• [Directive]:
Please quote the listing below word for word, from its first line through the line containing "middle-section-title: 아답터 어플리케이션", including both of those lines.

— BEGIN Extracted data —

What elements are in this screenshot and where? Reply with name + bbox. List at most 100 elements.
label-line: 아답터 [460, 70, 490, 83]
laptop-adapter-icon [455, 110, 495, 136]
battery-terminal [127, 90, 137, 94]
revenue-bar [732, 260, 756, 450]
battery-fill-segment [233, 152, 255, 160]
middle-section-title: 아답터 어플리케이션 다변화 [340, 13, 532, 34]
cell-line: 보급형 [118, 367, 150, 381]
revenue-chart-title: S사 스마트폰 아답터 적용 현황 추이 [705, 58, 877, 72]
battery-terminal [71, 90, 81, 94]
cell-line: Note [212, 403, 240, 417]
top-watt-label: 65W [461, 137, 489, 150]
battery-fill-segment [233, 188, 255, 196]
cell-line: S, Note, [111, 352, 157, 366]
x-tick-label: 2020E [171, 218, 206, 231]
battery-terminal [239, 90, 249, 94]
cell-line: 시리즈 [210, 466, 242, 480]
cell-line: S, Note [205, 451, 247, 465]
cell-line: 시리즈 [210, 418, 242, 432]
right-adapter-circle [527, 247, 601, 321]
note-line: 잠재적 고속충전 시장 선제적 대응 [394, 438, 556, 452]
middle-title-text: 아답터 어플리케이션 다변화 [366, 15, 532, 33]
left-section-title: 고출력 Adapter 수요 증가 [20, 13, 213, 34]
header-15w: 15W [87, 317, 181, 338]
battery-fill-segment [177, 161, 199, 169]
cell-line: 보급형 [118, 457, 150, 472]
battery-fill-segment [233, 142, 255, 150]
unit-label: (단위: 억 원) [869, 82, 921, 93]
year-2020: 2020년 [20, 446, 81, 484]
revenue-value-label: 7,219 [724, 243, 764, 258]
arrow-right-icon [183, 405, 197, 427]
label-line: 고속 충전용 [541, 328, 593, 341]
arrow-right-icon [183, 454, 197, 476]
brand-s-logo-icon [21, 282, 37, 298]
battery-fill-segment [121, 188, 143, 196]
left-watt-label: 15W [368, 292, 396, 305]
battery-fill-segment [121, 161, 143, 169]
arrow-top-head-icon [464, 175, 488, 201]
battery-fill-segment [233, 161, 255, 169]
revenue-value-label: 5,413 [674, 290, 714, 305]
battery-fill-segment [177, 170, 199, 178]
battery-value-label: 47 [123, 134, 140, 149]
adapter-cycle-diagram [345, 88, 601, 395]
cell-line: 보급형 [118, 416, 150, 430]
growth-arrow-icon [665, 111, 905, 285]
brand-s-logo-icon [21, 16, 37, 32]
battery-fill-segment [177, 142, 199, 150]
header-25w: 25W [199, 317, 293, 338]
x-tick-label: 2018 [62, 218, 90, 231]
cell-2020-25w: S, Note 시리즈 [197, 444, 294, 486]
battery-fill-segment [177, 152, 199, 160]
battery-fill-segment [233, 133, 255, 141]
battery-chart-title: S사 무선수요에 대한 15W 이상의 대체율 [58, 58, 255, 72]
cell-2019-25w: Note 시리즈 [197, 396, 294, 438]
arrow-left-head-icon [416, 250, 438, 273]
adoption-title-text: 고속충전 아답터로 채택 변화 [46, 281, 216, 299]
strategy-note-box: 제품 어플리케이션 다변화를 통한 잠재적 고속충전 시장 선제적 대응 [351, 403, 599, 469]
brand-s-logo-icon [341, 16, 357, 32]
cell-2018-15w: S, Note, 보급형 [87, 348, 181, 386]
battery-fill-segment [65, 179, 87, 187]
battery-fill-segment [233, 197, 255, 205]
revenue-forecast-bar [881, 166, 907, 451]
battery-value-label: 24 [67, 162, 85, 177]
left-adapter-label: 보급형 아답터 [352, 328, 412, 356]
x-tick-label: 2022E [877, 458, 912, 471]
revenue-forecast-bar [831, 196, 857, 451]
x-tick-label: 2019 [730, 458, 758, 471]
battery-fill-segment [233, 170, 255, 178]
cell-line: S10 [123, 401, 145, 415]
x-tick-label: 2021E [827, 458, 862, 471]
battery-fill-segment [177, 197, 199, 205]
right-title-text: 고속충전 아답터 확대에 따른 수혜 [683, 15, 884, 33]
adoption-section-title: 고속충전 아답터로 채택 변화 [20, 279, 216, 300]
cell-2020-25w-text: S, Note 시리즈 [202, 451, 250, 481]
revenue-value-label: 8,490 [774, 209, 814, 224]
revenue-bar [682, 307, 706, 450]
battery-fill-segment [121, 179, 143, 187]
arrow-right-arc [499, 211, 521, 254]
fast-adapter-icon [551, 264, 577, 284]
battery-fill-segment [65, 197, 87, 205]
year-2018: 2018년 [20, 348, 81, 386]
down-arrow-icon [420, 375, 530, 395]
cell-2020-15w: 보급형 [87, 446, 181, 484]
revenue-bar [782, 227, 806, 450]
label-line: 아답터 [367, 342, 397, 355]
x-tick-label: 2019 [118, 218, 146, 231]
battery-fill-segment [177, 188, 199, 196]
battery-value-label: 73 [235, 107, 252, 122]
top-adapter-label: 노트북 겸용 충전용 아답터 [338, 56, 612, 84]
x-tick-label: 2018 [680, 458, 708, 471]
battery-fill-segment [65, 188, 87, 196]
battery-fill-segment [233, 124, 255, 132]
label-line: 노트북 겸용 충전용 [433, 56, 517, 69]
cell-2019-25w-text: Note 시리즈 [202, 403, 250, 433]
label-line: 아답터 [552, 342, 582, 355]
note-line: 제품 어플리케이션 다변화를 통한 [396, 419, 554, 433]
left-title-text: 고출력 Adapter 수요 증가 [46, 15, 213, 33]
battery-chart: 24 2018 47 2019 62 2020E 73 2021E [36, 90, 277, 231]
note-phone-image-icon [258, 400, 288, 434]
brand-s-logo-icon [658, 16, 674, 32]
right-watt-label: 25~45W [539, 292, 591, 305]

— END Extracted data —

• [The solution]:
What elements are in this screenshot and where? Reply with name + bbox. List at most 100 elements.
label-line: 아답터 [460, 70, 490, 83]
laptop-adapter-icon [455, 110, 495, 136]
battery-terminal [127, 90, 137, 94]
revenue-bar [732, 260, 756, 450]
battery-fill-segment [233, 152, 255, 160]
middle-section-title: 아답터 어플리케이션 다변화 [340, 13, 532, 34]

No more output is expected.